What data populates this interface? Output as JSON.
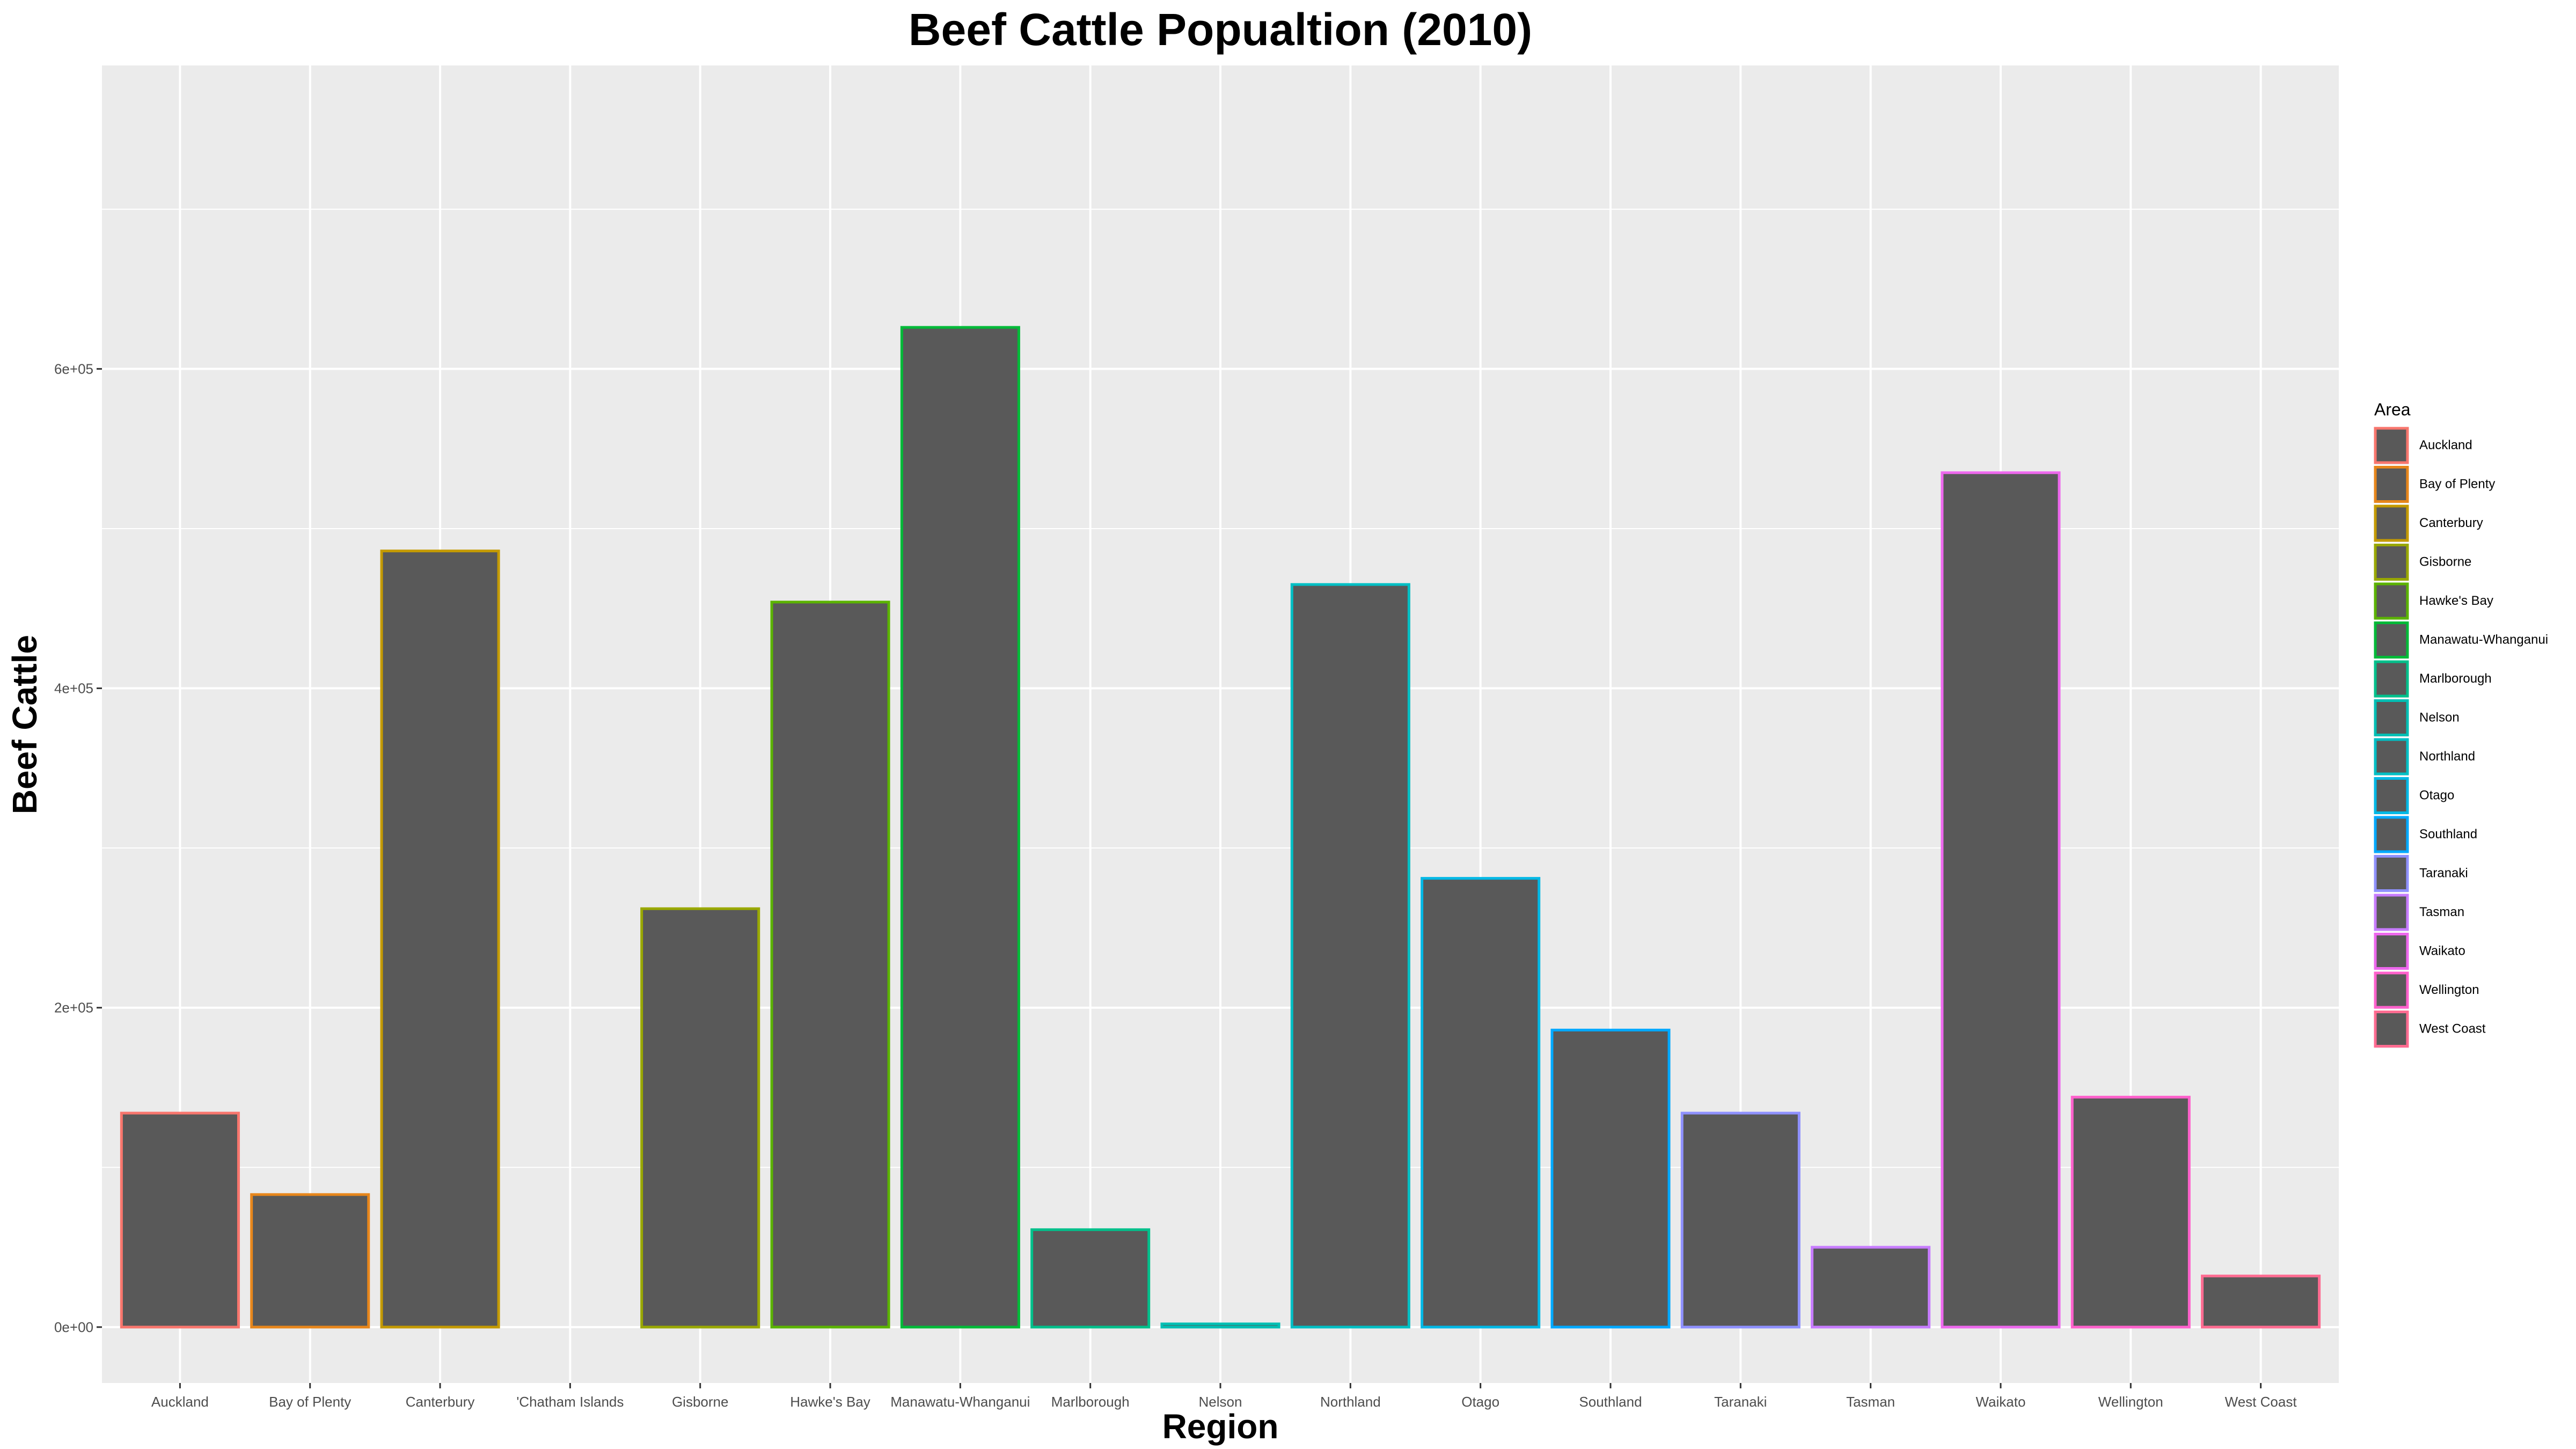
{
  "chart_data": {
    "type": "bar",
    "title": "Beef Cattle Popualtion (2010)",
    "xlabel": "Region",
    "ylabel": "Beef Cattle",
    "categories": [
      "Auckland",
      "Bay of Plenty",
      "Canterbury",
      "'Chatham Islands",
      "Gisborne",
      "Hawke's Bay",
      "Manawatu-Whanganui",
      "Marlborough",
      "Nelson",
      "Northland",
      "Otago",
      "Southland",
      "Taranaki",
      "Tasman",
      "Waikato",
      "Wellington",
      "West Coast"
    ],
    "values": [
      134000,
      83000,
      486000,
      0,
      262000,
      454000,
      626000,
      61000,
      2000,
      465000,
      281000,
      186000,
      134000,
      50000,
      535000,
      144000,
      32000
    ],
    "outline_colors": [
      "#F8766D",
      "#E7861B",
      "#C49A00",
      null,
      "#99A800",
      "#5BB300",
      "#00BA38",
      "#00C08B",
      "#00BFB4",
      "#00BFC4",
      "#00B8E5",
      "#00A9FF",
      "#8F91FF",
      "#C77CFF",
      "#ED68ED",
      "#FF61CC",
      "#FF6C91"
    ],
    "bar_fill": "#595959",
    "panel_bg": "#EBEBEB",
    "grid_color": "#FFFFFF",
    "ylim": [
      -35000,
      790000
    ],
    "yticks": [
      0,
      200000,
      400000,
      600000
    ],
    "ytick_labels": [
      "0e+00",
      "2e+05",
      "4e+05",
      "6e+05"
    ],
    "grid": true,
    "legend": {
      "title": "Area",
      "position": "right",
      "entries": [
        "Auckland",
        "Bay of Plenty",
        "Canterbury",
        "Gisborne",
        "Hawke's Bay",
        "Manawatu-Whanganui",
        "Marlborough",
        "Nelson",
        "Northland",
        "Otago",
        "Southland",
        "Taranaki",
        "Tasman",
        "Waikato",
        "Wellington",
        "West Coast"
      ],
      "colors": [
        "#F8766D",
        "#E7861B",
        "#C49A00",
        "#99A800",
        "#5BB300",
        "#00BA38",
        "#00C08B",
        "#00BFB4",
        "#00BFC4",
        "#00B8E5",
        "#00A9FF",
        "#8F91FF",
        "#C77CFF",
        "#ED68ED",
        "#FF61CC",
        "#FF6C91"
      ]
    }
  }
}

====

▸ **YOUR GOAL**
Retype each entry precisely. Skip images entirely.

▸ **RESPONSE BELOW**
What data populates this interface? Output as JSON.
{
  "chart_data": {
    "type": "bar",
    "title": "Beef Cattle Popualtion (2010)",
    "xlabel": "Region",
    "ylabel": "Beef Cattle",
    "categories": [
      "Auckland",
      "Bay of Plenty",
      "Canterbury",
      "'Chatham Islands",
      "Gisborne",
      "Hawke's Bay",
      "Manawatu-Whanganui",
      "Marlborough",
      "Nelson",
      "Northland",
      "Otago",
      "Southland",
      "Taranaki",
      "Tasman",
      "Waikato",
      "Wellington",
      "West Coast"
    ],
    "values": [
      134000,
      83000,
      486000,
      0,
      262000,
      454000,
      626000,
      61000,
      2000,
      465000,
      281000,
      186000,
      134000,
      50000,
      535000,
      144000,
      32000
    ],
    "outline_colors": [
      "#F8766D",
      "#E7861B",
      "#C49A00",
      null,
      "#99A800",
      "#5BB300",
      "#00BA38",
      "#00C08B",
      "#00BFB4",
      "#00BFC4",
      "#00B8E5",
      "#00A9FF",
      "#8F91FF",
      "#C77CFF",
      "#ED68ED",
      "#FF61CC",
      "#FF6C91"
    ],
    "bar_fill": "#595959",
    "panel_bg": "#EBEBEB",
    "grid_color": "#FFFFFF",
    "ylim": [
      -35000,
      790000
    ],
    "yticks": [
      0,
      200000,
      400000,
      600000
    ],
    "ytick_labels": [
      "0e+00",
      "2e+05",
      "4e+05",
      "6e+05"
    ],
    "grid": true,
    "legend": {
      "title": "Area",
      "position": "right",
      "entries": [
        "Auckland",
        "Bay of Plenty",
        "Canterbury",
        "Gisborne",
        "Hawke's Bay",
        "Manawatu-Whanganui",
        "Marlborough",
        "Nelson",
        "Northland",
        "Otago",
        "Southland",
        "Taranaki",
        "Tasman",
        "Waikato",
        "Wellington",
        "West Coast"
      ],
      "colors": [
        "#F8766D",
        "#E7861B",
        "#C49A00",
        "#99A800",
        "#5BB300",
        "#00BA38",
        "#00C08B",
        "#00BFB4",
        "#00BFC4",
        "#00B8E5",
        "#00A9FF",
        "#8F91FF",
        "#C77CFF",
        "#ED68ED",
        "#FF61CC",
        "#FF6C91"
      ]
    }
  }
}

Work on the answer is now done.